-- DIRECTIONS --
Repeat the material verbatim and drop the pictures.

[Data entries]
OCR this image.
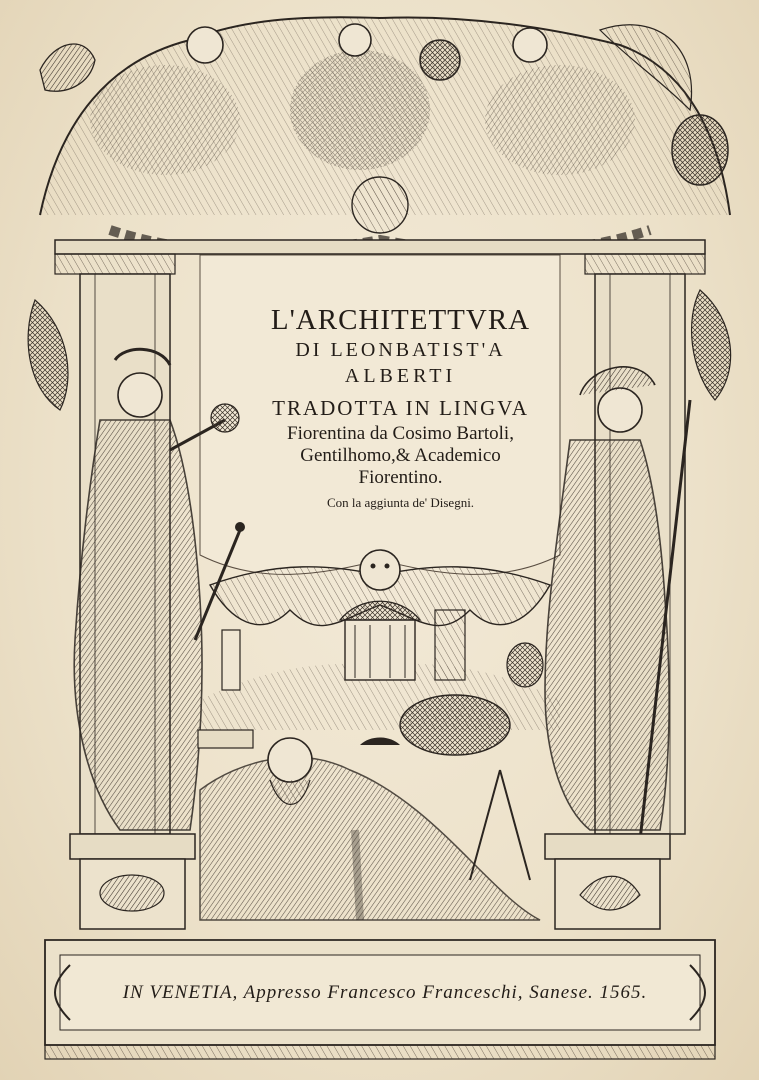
L'ARCHITETTVRA
DI LEONBATIST'A
ALBERTI
TRADOTTA IN LINGVA
Fiorentina da Cosimo Bartoli,
Gentilhomo,& Academico
Fiorentino.
Con la aggiunta de' Disegni.
IN VENETIA, Appresso Francesco Franceschi, Sanese. 1565.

-- EXERCISE RESULT --
OCR this image.
L'ARCHITETTVRA
DI LEONBATIST'A
ALBERTI
TRADOTTA IN LINGVA
Fiorentina da Cosimo Bartoli,
Gentilhomo,& Academico
Fiorentino.
Con la aggiunta de' Disegni.
IN VENETIA, Appresso Francesco Franceschi, Sanese. 1565.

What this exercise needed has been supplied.